_TASK TO CARRY OUT:_
How many lines in the records below contain the word "他伫立在风中"? Answer with the number alone.
▬▬▬
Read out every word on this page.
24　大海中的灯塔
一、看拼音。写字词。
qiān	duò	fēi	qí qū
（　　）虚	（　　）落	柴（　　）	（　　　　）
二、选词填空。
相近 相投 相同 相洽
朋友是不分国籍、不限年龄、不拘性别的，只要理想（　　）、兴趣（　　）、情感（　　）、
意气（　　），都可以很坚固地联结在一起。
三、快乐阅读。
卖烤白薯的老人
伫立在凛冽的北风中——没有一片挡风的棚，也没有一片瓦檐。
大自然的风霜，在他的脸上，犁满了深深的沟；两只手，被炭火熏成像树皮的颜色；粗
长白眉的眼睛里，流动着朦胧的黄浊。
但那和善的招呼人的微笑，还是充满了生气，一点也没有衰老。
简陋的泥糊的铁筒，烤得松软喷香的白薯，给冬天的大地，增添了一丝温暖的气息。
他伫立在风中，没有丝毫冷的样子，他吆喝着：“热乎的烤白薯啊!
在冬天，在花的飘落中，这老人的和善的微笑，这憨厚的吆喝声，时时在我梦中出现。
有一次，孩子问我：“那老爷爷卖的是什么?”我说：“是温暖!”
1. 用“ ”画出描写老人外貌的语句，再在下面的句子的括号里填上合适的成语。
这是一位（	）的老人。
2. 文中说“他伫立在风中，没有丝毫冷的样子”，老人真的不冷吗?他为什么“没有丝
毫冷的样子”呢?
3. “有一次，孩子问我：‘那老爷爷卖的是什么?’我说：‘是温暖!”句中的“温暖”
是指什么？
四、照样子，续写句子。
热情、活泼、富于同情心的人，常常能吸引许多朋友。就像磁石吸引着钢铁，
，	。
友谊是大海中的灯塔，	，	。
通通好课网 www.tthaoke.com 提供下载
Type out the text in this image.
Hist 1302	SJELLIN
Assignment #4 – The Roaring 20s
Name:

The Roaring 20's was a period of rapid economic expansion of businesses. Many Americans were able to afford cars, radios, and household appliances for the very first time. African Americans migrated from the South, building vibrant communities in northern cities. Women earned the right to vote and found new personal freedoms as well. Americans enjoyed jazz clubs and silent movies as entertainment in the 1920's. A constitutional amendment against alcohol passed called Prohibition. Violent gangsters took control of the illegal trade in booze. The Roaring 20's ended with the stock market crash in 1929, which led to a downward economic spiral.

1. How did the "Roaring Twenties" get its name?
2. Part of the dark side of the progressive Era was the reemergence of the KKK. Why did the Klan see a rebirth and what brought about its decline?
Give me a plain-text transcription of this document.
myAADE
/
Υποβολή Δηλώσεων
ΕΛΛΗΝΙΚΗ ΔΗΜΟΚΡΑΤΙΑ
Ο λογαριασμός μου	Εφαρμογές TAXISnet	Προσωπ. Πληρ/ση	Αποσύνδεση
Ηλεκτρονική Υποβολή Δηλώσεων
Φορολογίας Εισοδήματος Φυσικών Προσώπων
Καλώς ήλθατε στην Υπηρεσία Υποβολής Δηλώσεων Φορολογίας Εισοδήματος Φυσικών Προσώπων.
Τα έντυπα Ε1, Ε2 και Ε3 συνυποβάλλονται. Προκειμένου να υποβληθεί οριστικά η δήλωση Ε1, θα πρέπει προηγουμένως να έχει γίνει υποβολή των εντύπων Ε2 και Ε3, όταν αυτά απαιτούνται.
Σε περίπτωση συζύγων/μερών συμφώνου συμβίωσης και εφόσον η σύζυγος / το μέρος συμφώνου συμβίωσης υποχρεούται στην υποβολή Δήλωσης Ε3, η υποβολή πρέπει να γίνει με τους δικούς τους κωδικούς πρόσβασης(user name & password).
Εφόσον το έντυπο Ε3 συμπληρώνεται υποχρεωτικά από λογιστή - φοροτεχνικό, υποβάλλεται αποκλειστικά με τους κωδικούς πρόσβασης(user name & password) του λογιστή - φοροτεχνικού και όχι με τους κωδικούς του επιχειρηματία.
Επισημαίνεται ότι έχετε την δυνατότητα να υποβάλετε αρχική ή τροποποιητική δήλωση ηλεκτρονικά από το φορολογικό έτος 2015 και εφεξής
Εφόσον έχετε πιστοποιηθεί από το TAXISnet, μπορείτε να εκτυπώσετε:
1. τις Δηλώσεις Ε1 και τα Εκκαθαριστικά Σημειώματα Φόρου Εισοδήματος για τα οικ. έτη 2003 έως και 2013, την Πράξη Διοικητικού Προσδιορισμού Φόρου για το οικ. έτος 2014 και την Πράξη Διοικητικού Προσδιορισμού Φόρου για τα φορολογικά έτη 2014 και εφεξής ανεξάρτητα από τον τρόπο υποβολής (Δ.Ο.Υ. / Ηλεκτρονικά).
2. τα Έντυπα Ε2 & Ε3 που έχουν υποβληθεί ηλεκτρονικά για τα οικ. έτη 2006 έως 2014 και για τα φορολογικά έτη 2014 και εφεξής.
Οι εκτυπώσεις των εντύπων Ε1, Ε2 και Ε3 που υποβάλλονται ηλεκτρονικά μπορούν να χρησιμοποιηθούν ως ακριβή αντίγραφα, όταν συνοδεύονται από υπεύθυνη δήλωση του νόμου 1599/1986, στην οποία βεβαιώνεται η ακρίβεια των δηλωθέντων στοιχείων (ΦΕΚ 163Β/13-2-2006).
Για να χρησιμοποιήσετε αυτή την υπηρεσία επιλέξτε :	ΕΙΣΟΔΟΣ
▬▬▬
_ANSWER BELOW:_
2